### Exercise directions
Gather each line of the entries below that includes "Mexican".

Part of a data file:
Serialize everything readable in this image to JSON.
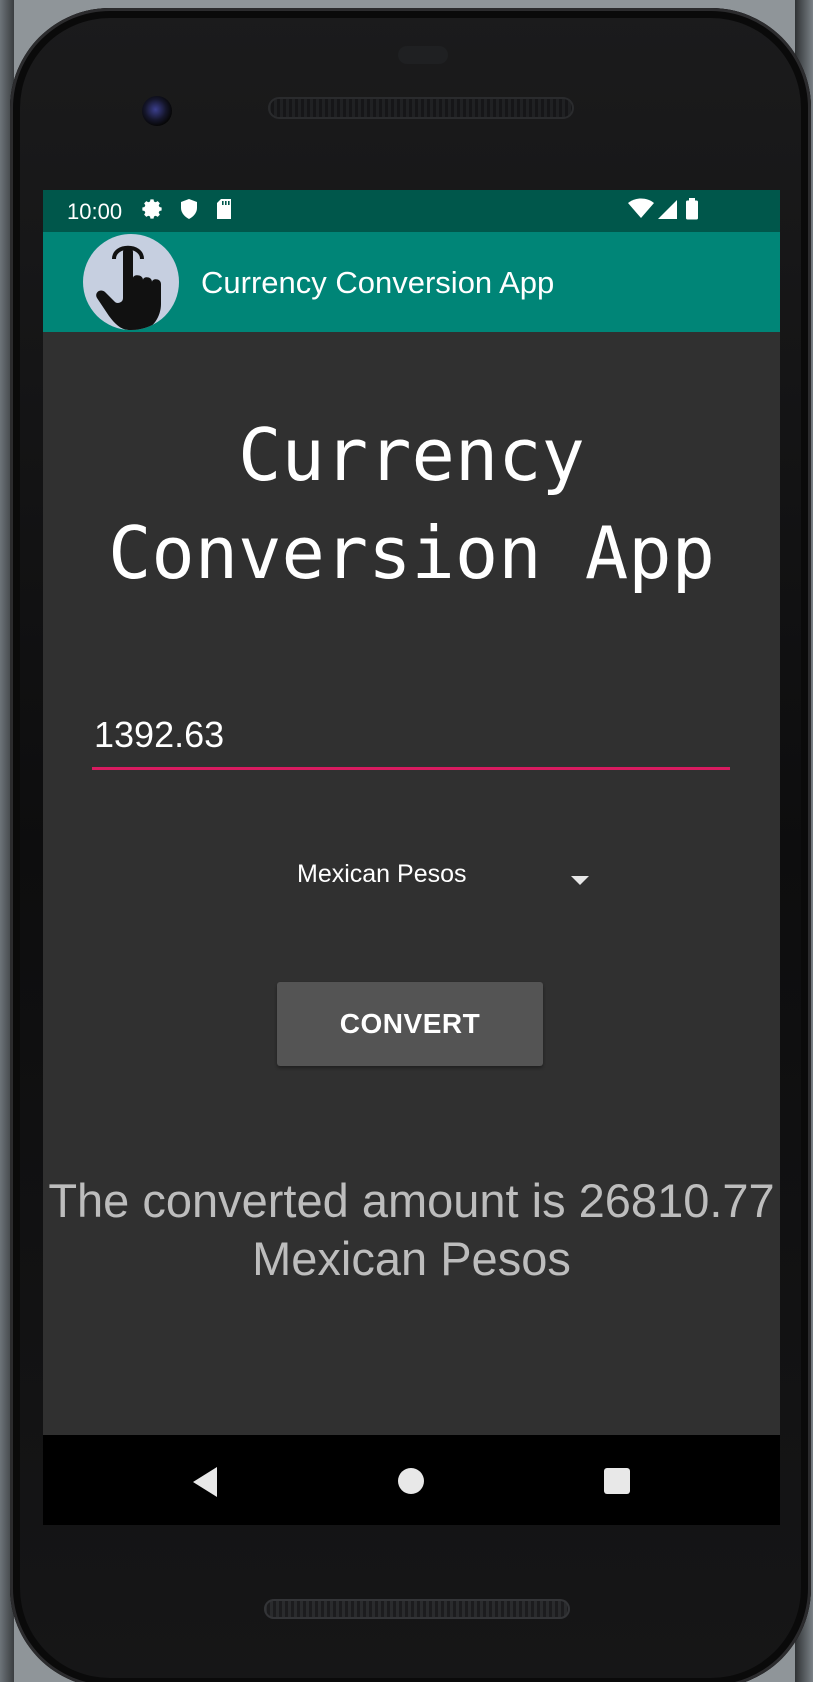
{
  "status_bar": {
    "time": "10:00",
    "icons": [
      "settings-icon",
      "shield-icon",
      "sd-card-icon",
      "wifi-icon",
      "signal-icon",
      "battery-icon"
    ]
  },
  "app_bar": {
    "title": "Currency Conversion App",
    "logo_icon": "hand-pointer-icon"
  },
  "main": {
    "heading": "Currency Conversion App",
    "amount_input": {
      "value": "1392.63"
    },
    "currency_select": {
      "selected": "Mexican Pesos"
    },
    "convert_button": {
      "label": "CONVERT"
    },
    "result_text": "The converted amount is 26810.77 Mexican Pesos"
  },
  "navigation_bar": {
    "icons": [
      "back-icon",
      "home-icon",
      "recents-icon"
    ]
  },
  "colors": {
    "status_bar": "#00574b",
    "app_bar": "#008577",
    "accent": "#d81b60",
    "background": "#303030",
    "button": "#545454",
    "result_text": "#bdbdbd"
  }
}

### Reply
      "selected": "Mexican Pesos"
    "result_text": "The converted amount is 26810.77 Mexican Pesos"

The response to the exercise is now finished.